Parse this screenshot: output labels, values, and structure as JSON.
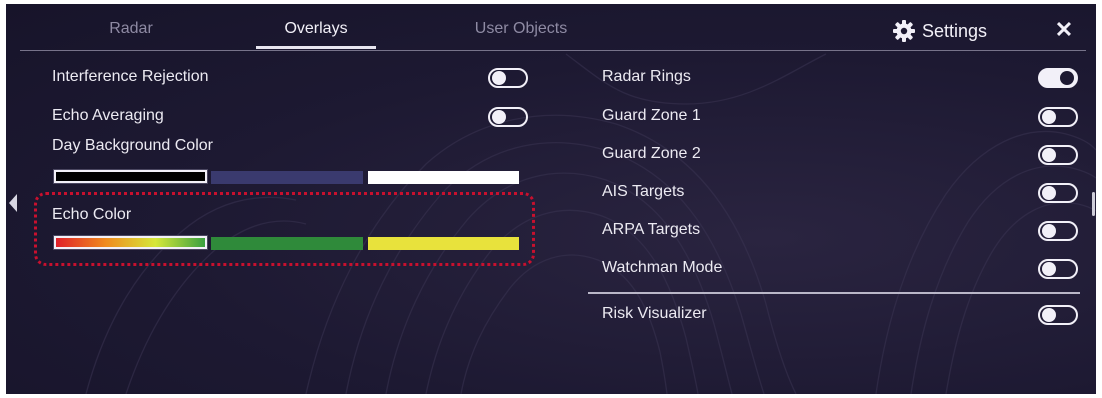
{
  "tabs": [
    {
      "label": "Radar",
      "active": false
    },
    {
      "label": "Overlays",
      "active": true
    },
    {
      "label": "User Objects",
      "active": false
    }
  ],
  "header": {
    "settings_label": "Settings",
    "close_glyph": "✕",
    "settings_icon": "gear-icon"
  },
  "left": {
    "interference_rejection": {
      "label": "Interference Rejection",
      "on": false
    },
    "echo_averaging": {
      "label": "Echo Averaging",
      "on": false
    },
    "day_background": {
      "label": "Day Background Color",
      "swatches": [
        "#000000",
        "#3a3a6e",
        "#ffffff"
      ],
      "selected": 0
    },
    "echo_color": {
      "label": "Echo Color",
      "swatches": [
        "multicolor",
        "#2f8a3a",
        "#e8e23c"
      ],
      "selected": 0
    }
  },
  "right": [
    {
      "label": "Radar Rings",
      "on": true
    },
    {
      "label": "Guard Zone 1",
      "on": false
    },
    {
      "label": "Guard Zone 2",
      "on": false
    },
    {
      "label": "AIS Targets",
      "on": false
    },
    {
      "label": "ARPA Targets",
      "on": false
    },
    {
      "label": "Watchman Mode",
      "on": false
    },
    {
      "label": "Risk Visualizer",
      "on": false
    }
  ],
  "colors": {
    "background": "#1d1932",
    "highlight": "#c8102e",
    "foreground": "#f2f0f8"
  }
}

---

** Your instructions **
Write out the entries again, exactly as given, skipping any images.

** Completed task **
Parse this screenshot: output labels, values, and structure as JSON.
{
  "tabs": [
    {
      "label": "Radar",
      "active": false
    },
    {
      "label": "Overlays",
      "active": true
    },
    {
      "label": "User Objects",
      "active": false
    }
  ],
  "header": {
    "settings_label": "Settings",
    "close_glyph": "✕",
    "settings_icon": "gear-icon"
  },
  "left": {
    "interference_rejection": {
      "label": "Interference Rejection",
      "on": false
    },
    "echo_averaging": {
      "label": "Echo Averaging",
      "on": false
    },
    "day_background": {
      "label": "Day Background Color",
      "swatches": [
        "#000000",
        "#3a3a6e",
        "#ffffff"
      ],
      "selected": 0
    },
    "echo_color": {
      "label": "Echo Color",
      "swatches": [
        "multicolor",
        "#2f8a3a",
        "#e8e23c"
      ],
      "selected": 0
    }
  },
  "right": [
    {
      "label": "Radar Rings",
      "on": true
    },
    {
      "label": "Guard Zone 1",
      "on": false
    },
    {
      "label": "Guard Zone 2",
      "on": false
    },
    {
      "label": "AIS Targets",
      "on": false
    },
    {
      "label": "ARPA Targets",
      "on": false
    },
    {
      "label": "Watchman Mode",
      "on": false
    },
    {
      "label": "Risk Visualizer",
      "on": false
    }
  ],
  "colors": {
    "background": "#1d1932",
    "highlight": "#c8102e",
    "foreground": "#f2f0f8"
  }
}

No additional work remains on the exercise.